What the task asks: Print the listing as it stands, omitting all images.

Records for processing:
— Start —
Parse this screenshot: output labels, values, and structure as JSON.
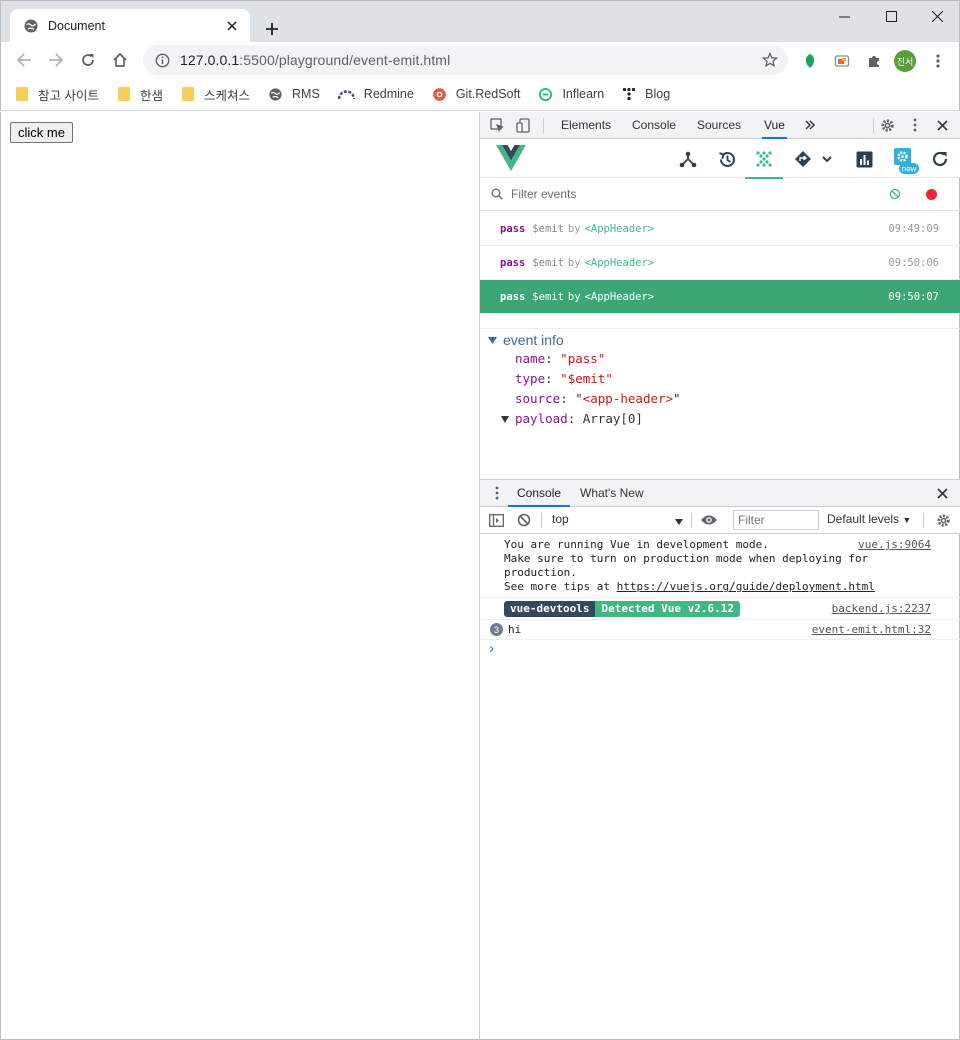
{
  "browser": {
    "tab_title": "Document",
    "url_host": "127.0.0.1",
    "url_rest": ":5500/playground/event-emit.html",
    "profile_initials": "진서"
  },
  "bookmarks": [
    {
      "label": "참고 사이트",
      "icon": "folder-icon"
    },
    {
      "label": "한샘",
      "icon": "folder-icon"
    },
    {
      "label": "스케쳐스",
      "icon": "folder-icon"
    },
    {
      "label": "RMS",
      "icon": "globe-icon"
    },
    {
      "label": "Redmine",
      "icon": "redmine-icon"
    },
    {
      "label": "Git.RedSoft",
      "icon": "git-icon"
    },
    {
      "label": "Inflearn",
      "icon": "inflearn-icon"
    },
    {
      "label": "Blog",
      "icon": "blog-icon"
    }
  ],
  "page": {
    "button_label": "click me"
  },
  "devtools": {
    "tabs": [
      "Elements",
      "Console",
      "Sources",
      "Vue"
    ],
    "active_tab": "Vue",
    "vue": {
      "filter_placeholder": "Filter events",
      "new_badge": "new",
      "events": [
        {
          "name": "pass",
          "type": "$emit",
          "by": "by",
          "component": "<AppHeader>",
          "time": "09:49:09"
        },
        {
          "name": "pass",
          "type": "$emit",
          "by": "by",
          "component": "<AppHeader>",
          "time": "09:50:06"
        },
        {
          "name": "pass",
          "type": "$emit",
          "by": "by",
          "component": "<AppHeader>",
          "time": "09:50:07"
        }
      ],
      "info": {
        "title": "event info",
        "name_key": "name",
        "name_val": "\"pass\"",
        "type_key": "type",
        "type_val": "\"$emit\"",
        "source_key": "source",
        "source_val": "<app-header>",
        "payload_key": "payload",
        "payload_val": "Array[0]"
      }
    },
    "drawer": {
      "tabs": [
        "Console",
        "What's New"
      ],
      "context": "top",
      "filter_placeholder": "Filter",
      "levels": "Default levels",
      "logs": {
        "line1": "You are running Vue in development mode.",
        "line2": "Make sure to turn on production mode when deploying for",
        "line3": "production.",
        "line4_prefix": "See more tips at ",
        "line4_link": "https://vuejs.org/guide/deployment.html",
        "src1": "vue.js:9064",
        "badge_a": "vue-devtools",
        "badge_b": "Detected Vue v2.6.12",
        "src2": "backend.js:2237",
        "hi_count": "3",
        "hi_text": "hi",
        "src3": "event-emit.html:32",
        "prompt": "›"
      }
    }
  },
  "colors": {
    "vue_green": "#42b983",
    "selected_row": "#3ba776",
    "vue_dark": "#35495e"
  }
}
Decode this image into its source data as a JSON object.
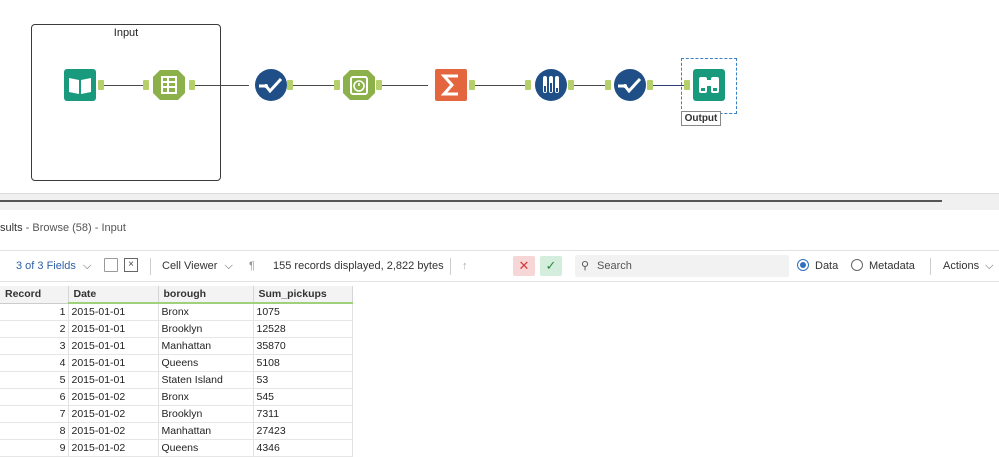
{
  "canvas": {
    "container_title": "Input",
    "output_label": "Output",
    "tools": [
      {
        "name": "input-data-tool",
        "icon": "book-icon",
        "color": "#1a9a7c"
      },
      {
        "name": "select-tool",
        "icon": "select-columns-icon",
        "color": "#8cb14a"
      },
      {
        "name": "data-cleansing-tool",
        "icon": "check-line-icon",
        "color": "#1f4f86"
      },
      {
        "name": "datetime-tool",
        "icon": "clock-icon",
        "color": "#8cb14a"
      },
      {
        "name": "summarize-tool",
        "icon": "sigma-icon",
        "color": "#e3663f"
      },
      {
        "name": "test-tool",
        "icon": "test-tubes-icon",
        "color": "#1f4f86"
      },
      {
        "name": "data-cleansing-tool-2",
        "icon": "check-line-icon",
        "color": "#1f4f86"
      },
      {
        "name": "browse-tool",
        "icon": "binoculars-icon",
        "color": "#1a9a7c"
      }
    ]
  },
  "results": {
    "title_prefix": "sults",
    "title_rest": " - Browse (58) - Input",
    "fields_label": "3 of 3 Fields",
    "cell_viewer_label": "Cell Viewer",
    "records_info": "155 records displayed, 2,822 bytes",
    "search_placeholder": "Search",
    "data_label": "Data",
    "metadata_label": "Metadata",
    "actions_label": "Actions"
  },
  "table": {
    "columns": [
      "Record",
      "Date",
      "borough",
      "Sum_pickups"
    ],
    "rows": [
      [
        "1",
        "2015-01-01",
        "Bronx",
        "1075"
      ],
      [
        "2",
        "2015-01-01",
        "Brooklyn",
        "12528"
      ],
      [
        "3",
        "2015-01-01",
        "Manhattan",
        "35870"
      ],
      [
        "4",
        "2015-01-01",
        "Queens",
        "5108"
      ],
      [
        "5",
        "2015-01-01",
        "Staten Island",
        "53"
      ],
      [
        "6",
        "2015-01-02",
        "Bronx",
        "545"
      ],
      [
        "7",
        "2015-01-02",
        "Brooklyn",
        "7311"
      ],
      [
        "8",
        "2015-01-02",
        "Manhattan",
        "27423"
      ],
      [
        "9",
        "2015-01-02",
        "Queens",
        "4346"
      ]
    ]
  },
  "colors": {
    "accent": "#2f6fbf",
    "anchor_green": "#b5cf6b",
    "header_underline": "#9fd17c"
  }
}
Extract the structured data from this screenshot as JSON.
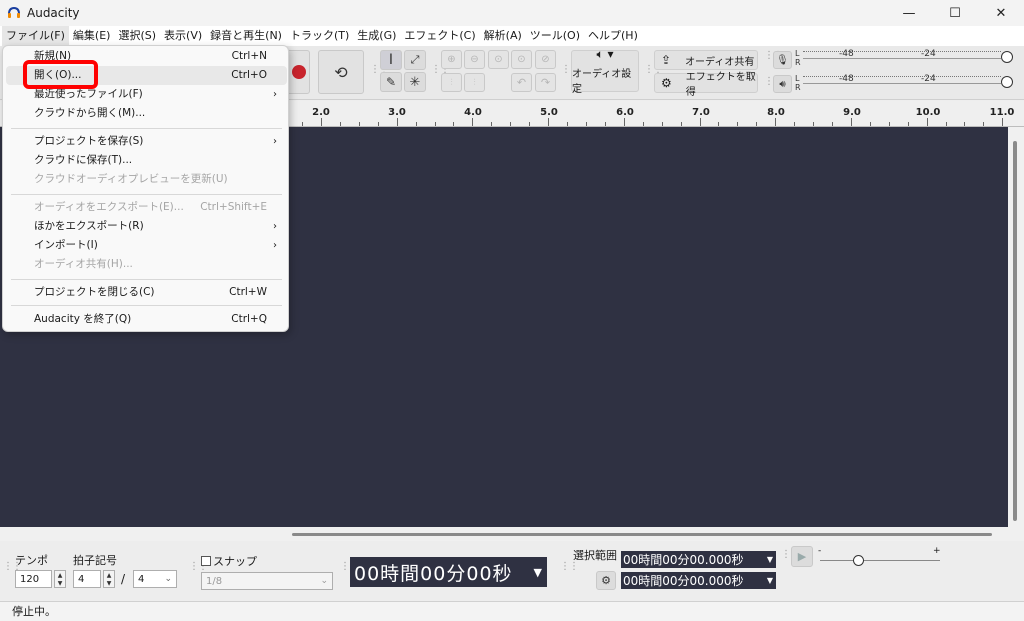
{
  "window": {
    "title": "Audacity",
    "minimize": "—",
    "maximize": "☐",
    "close": "✕"
  },
  "menubar": [
    "ファイル(F)",
    "編集(E)",
    "選択(S)",
    "表示(V)",
    "録音と再生(N)",
    "トラック(T)",
    "生成(G)",
    "エフェクト(C)",
    "解析(A)",
    "ツール(O)",
    "ヘルプ(H)"
  ],
  "toolbar": {
    "audio_setup": "オーディオ設定",
    "share_audio": "オーディオ共有",
    "get_effects": "エフェクトを取得",
    "meter_rec": {
      "l": "L",
      "r": "R",
      "mark1": "-48",
      "mark2": "-24"
    },
    "meter_play": {
      "l": "L",
      "r": "R",
      "mark1": "-48",
      "mark2": "-24"
    }
  },
  "ruler": [
    "2.0",
    "3.0",
    "4.0",
    "5.0",
    "6.0",
    "7.0",
    "8.0",
    "9.0",
    "10.0",
    "11.0"
  ],
  "file_menu": [
    {
      "label": "新規(N)",
      "shortcut": "Ctrl+N"
    },
    {
      "label": "開く(O)...",
      "shortcut": "Ctrl+O"
    },
    {
      "label": "最近使ったファイル(F)",
      "shortcut": ""
    },
    {
      "label": "クラウドから開く(M)...",
      "shortcut": ""
    },
    {
      "label": "プロジェクトを保存(S)",
      "shortcut": ""
    },
    {
      "label": "クラウドに保存(T)...",
      "shortcut": ""
    },
    {
      "label": "クラウドオーディオプレビューを更新(U)",
      "shortcut": ""
    },
    {
      "label": "オーディオをエクスポート(E)...",
      "shortcut": "Ctrl+Shift+E"
    },
    {
      "label": "ほかをエクスポート(R)",
      "shortcut": ""
    },
    {
      "label": "インポート(I)",
      "shortcut": ""
    },
    {
      "label": "オーディオ共有(H)...",
      "shortcut": ""
    },
    {
      "label": "プロジェクトを閉じる(C)",
      "shortcut": "Ctrl+W"
    },
    {
      "label": "Audacity を終了(Q)",
      "shortcut": "Ctrl+Q"
    }
  ],
  "bottom": {
    "tempo_label": "テンポ",
    "tempo_value": "120",
    "timesig_label": "拍子記号",
    "timesig_num": "4",
    "timesig_slash": "/",
    "timesig_den": "4",
    "snap_label": "スナップ",
    "snap_value": "1/8",
    "time_display": "00時間00分00秒",
    "selection_label": "選択範囲",
    "sel_start": "00時間00分00.000秒",
    "sel_end": "00時間00分00.000秒",
    "speed_minus": "-",
    "speed_plus": "+"
  },
  "status": "停止中。"
}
— End —
Written solution:
Parse this screenshot: output labels, values, and structure as JSON.
{
  "browser": {
    "tab_title": "Document",
    "url_host": "127.0.0.1",
    "url_rest": ":5500/playground/event-emit.html",
    "profile_initials": "진서"
  },
  "bookmarks": [
    {
      "label": "참고 사이트",
      "icon": "folder-icon"
    },
    {
      "label": "한샘",
      "icon": "folder-icon"
    },
    {
      "label": "스케쳐스",
      "icon": "folder-icon"
    },
    {
      "label": "RMS",
      "icon": "globe-icon"
    },
    {
      "label": "Redmine",
      "icon": "redmine-icon"
    },
    {
      "label": "Git.RedSoft",
      "icon": "git-icon"
    },
    {
      "label": "Inflearn",
      "icon": "inflearn-icon"
    },
    {
      "label": "Blog",
      "icon": "blog-icon"
    }
  ],
  "page": {
    "button_label": "click me"
  },
  "devtools": {
    "tabs": [
      "Elements",
      "Console",
      "Sources",
      "Vue"
    ],
    "active_tab": "Vue",
    "vue": {
      "filter_placeholder": "Filter events",
      "new_badge": "new",
      "events": [
        {
          "name": "pass",
          "type": "$emit",
          "by": "by",
          "component": "<AppHeader>",
          "time": "09:49:09"
        },
        {
          "name": "pass",
          "type": "$emit",
          "by": "by",
          "component": "<AppHeader>",
          "time": "09:50:06"
        },
        {
          "name": "pass",
          "type": "$emit",
          "by": "by",
          "component": "<AppHeader>",
          "time": "09:50:07"
        }
      ],
      "info": {
        "title": "event info",
        "name_key": "name",
        "name_val": "\"pass\"",
        "type_key": "type",
        "type_val": "\"$emit\"",
        "source_key": "source",
        "source_val": "<app-header>",
        "payload_key": "payload",
        "payload_val": "Array[0]"
      }
    },
    "drawer": {
      "tabs": [
        "Console",
        "What's New"
      ],
      "context": "top",
      "filter_placeholder": "Filter",
      "levels": "Default levels",
      "logs": {
        "line1": "You are running Vue in development mode.",
        "line2": "Make sure to turn on production mode when deploying for",
        "line3": "production.",
        "line4_prefix": "See more tips at ",
        "line4_link": "https://vuejs.org/guide/deployment.html",
        "src1": "vue.js:9064",
        "badge_a": "vue-devtools",
        "badge_b": "Detected Vue v2.6.12",
        "src2": "backend.js:2237",
        "hi_count": "3",
        "hi_text": "hi",
        "src3": "event-emit.html:32",
        "prompt": "›"
      }
    }
  },
  "colors": {
    "vue_green": "#42b983",
    "selected_row": "#3ba776",
    "vue_dark": "#35495e"
  }
}
Decode this image into its source data as a JSON object.
{
  "canvas": {
    "container_title": "Input",
    "output_label": "Output",
    "tools": [
      {
        "name": "input-data-tool",
        "icon": "book-icon",
        "color": "#1a9a7c"
      },
      {
        "name": "select-tool",
        "icon": "select-columns-icon",
        "color": "#8cb14a"
      },
      {
        "name": "data-cleansing-tool",
        "icon": "check-line-icon",
        "color": "#1f4f86"
      },
      {
        "name": "datetime-tool",
        "icon": "clock-icon",
        "color": "#8cb14a"
      },
      {
        "name": "summarize-tool",
        "icon": "sigma-icon",
        "color": "#e3663f"
      },
      {
        "name": "test-tool",
        "icon": "test-tubes-icon",
        "color": "#1f4f86"
      },
      {
        "name": "data-cleansing-tool-2",
        "icon": "check-line-icon",
        "color": "#1f4f86"
      },
      {
        "name": "browse-tool",
        "icon": "binoculars-icon",
        "color": "#1a9a7c"
      }
    ]
  },
  "results": {
    "title_prefix": "sults",
    "title_rest": " - Browse (58) - Input",
    "fields_label": "3 of 3 Fields",
    "cell_viewer_label": "Cell Viewer",
    "records_info": "155 records displayed, 2,822 bytes",
    "search_placeholder": "Search",
    "data_label": "Data",
    "metadata_label": "Metadata",
    "actions_label": "Actions"
  },
  "table": {
    "columns": [
      "Record",
      "Date",
      "borough",
      "Sum_pickups"
    ],
    "rows": [
      [
        "1",
        "2015-01-01",
        "Bronx",
        "1075"
      ],
      [
        "2",
        "2015-01-01",
        "Brooklyn",
        "12528"
      ],
      [
        "3",
        "2015-01-01",
        "Manhattan",
        "35870"
      ],
      [
        "4",
        "2015-01-01",
        "Queens",
        "5108"
      ],
      [
        "5",
        "2015-01-01",
        "Staten Island",
        "53"
      ],
      [
        "6",
        "2015-01-02",
        "Bronx",
        "545"
      ],
      [
        "7",
        "2015-01-02",
        "Brooklyn",
        "7311"
      ],
      [
        "8",
        "2015-01-02",
        "Manhattan",
        "27423"
      ],
      [
        "9",
        "2015-01-02",
        "Queens",
        "4346"
      ]
    ]
  },
  "colors": {
    "accent": "#2f6fbf",
    "anchor_green": "#b5cf6b",
    "header_underline": "#9fd17c"
  }
}
Extract the structured data from this screenshot as JSON.
{
  "window": {
    "title": "Audacity",
    "minimize": "—",
    "maximize": "☐",
    "close": "✕"
  },
  "menubar": [
    "ファイル(F)",
    "編集(E)",
    "選択(S)",
    "表示(V)",
    "録音と再生(N)",
    "トラック(T)",
    "生成(G)",
    "エフェクト(C)",
    "解析(A)",
    "ツール(O)",
    "ヘルプ(H)"
  ],
  "toolbar": {
    "audio_setup": "オーディオ設定",
    "share_audio": "オーディオ共有",
    "get_effects": "エフェクトを取得",
    "meter_rec": {
      "l": "L",
      "r": "R",
      "mark1": "-48",
      "mark2": "-24"
    },
    "meter_play": {
      "l": "L",
      "r": "R",
      "mark1": "-48",
      "mark2": "-24"
    }
  },
  "ruler": [
    "2.0",
    "3.0",
    "4.0",
    "5.0",
    "6.0",
    "7.0",
    "8.0",
    "9.0",
    "10.0",
    "11.0"
  ],
  "file_menu": [
    {
      "label": "新規(N)",
      "shortcut": "Ctrl+N"
    },
    {
      "label": "開く(O)...",
      "shortcut": "Ctrl+O"
    },
    {
      "label": "最近使ったファイル(F)",
      "shortcut": ""
    },
    {
      "label": "クラウドから開く(M)...",
      "shortcut": ""
    },
    {
      "label": "プロジェクトを保存(S)",
      "shortcut": ""
    },
    {
      "label": "クラウドに保存(T)...",
      "shortcut": ""
    },
    {
      "label": "クラウドオーディオプレビューを更新(U)",
      "shortcut": ""
    },
    {
      "label": "オーディオをエクスポート(E)...",
      "shortcut": "Ctrl+Shift+E"
    },
    {
      "label": "ほかをエクスポート(R)",
      "shortcut": ""
    },
    {
      "label": "インポート(I)",
      "shortcut": ""
    },
    {
      "label": "オーディオ共有(H)...",
      "shortcut": ""
    },
    {
      "label": "プロジェクトを閉じる(C)",
      "shortcut": "Ctrl+W"
    },
    {
      "label": "Audacity を終了(Q)",
      "shortcut": "Ctrl+Q"
    }
  ],
  "bottom": {
    "tempo_label": "テンポ",
    "tempo_value": "120",
    "timesig_label": "拍子記号",
    "timesig_num": "4",
    "timesig_slash": "/",
    "timesig_den": "4",
    "snap_label": "スナップ",
    "snap_value": "1/8",
    "time_display": "00時間00分00秒",
    "selection_label": "選択範囲",
    "sel_start": "00時間00分00.000秒",
    "sel_end": "00時間00分00.000秒",
    "speed_minus": "-",
    "speed_plus": "+"
  },
  "status": "停止中。"
}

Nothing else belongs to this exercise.